Part of a data file:
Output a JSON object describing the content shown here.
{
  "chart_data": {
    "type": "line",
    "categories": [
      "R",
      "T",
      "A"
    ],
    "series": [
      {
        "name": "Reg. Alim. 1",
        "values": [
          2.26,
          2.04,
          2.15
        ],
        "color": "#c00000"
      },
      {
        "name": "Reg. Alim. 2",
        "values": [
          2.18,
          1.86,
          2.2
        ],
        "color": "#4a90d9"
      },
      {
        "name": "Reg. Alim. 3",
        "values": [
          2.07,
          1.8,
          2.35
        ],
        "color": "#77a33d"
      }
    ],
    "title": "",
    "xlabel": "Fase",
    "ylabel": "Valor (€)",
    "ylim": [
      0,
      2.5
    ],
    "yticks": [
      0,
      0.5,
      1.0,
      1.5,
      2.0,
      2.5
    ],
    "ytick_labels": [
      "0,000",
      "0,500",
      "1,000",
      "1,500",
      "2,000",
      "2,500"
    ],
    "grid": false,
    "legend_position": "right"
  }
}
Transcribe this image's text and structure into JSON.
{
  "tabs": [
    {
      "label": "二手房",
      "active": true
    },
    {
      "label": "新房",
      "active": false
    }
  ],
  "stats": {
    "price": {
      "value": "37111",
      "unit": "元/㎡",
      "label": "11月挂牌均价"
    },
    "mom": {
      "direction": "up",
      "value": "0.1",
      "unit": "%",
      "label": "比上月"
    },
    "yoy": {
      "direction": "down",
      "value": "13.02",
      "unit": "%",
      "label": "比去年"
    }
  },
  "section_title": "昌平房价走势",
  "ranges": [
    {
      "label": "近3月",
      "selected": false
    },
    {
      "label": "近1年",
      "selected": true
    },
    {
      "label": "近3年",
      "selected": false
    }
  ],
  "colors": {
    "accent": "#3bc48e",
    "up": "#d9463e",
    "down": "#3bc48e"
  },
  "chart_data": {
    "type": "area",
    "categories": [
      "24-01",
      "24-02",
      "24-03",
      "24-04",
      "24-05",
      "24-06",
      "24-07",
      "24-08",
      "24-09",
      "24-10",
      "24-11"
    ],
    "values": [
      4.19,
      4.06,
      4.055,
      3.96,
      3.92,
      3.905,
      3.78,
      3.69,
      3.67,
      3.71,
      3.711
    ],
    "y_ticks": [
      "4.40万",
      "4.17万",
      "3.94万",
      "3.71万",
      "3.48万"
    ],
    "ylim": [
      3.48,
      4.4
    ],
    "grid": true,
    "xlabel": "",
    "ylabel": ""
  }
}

> Given problem: Write out every entry again exactly, please, with nothing missing.

> Reply:
Output a JSON object describing the content shown here.
{
  "chart_data": {
    "type": "line",
    "categories": [
      "R",
      "T",
      "A"
    ],
    "series": [
      {
        "name": "Reg. Alim. 1",
        "values": [
          2.26,
          2.04,
          2.15
        ],
        "color": "#c00000"
      },
      {
        "name": "Reg. Alim. 2",
        "values": [
          2.18,
          1.86,
          2.2
        ],
        "color": "#4a90d9"
      },
      {
        "name": "Reg. Alim. 3",
        "values": [
          2.07,
          1.8,
          2.35
        ],
        "color": "#77a33d"
      }
    ],
    "title": "",
    "xlabel": "Fase",
    "ylabel": "Valor (€)",
    "ylim": [
      0,
      2.5
    ],
    "yticks": [
      0,
      0.5,
      1.0,
      1.5,
      2.0,
      2.5
    ],
    "ytick_labels": [
      "0,000",
      "0,500",
      "1,000",
      "1,500",
      "2,000",
      "2,500"
    ],
    "grid": false,
    "legend_position": "right"
  }
}
Transcribe this image's text and structure into JSON.
{
  "tabs": [
    {
      "label": "二手房",
      "active": true
    },
    {
      "label": "新房",
      "active": false
    }
  ],
  "stats": {
    "price": {
      "value": "37111",
      "unit": "元/㎡",
      "label": "11月挂牌均价"
    },
    "mom": {
      "direction": "up",
      "value": "0.1",
      "unit": "%",
      "label": "比上月"
    },
    "yoy": {
      "direction": "down",
      "value": "13.02",
      "unit": "%",
      "label": "比去年"
    }
  },
  "section_title": "昌平房价走势",
  "ranges": [
    {
      "label": "近3月",
      "selected": false
    },
    {
      "label": "近1年",
      "selected": true
    },
    {
      "label": "近3年",
      "selected": false
    }
  ],
  "colors": {
    "accent": "#3bc48e",
    "up": "#d9463e",
    "down": "#3bc48e"
  },
  "chart_data": {
    "type": "area",
    "categories": [
      "24-01",
      "24-02",
      "24-03",
      "24-04",
      "24-05",
      "24-06",
      "24-07",
      "24-08",
      "24-09",
      "24-10",
      "24-11"
    ],
    "values": [
      4.19,
      4.06,
      4.055,
      3.96,
      3.92,
      3.905,
      3.78,
      3.69,
      3.67,
      3.71,
      3.711
    ],
    "y_ticks": [
      "4.40万",
      "4.17万",
      "3.94万",
      "3.71万",
      "3.48万"
    ],
    "ylim": [
      3.48,
      4.4
    ],
    "grid": true,
    "xlabel": "",
    "ylabel": ""
  }
}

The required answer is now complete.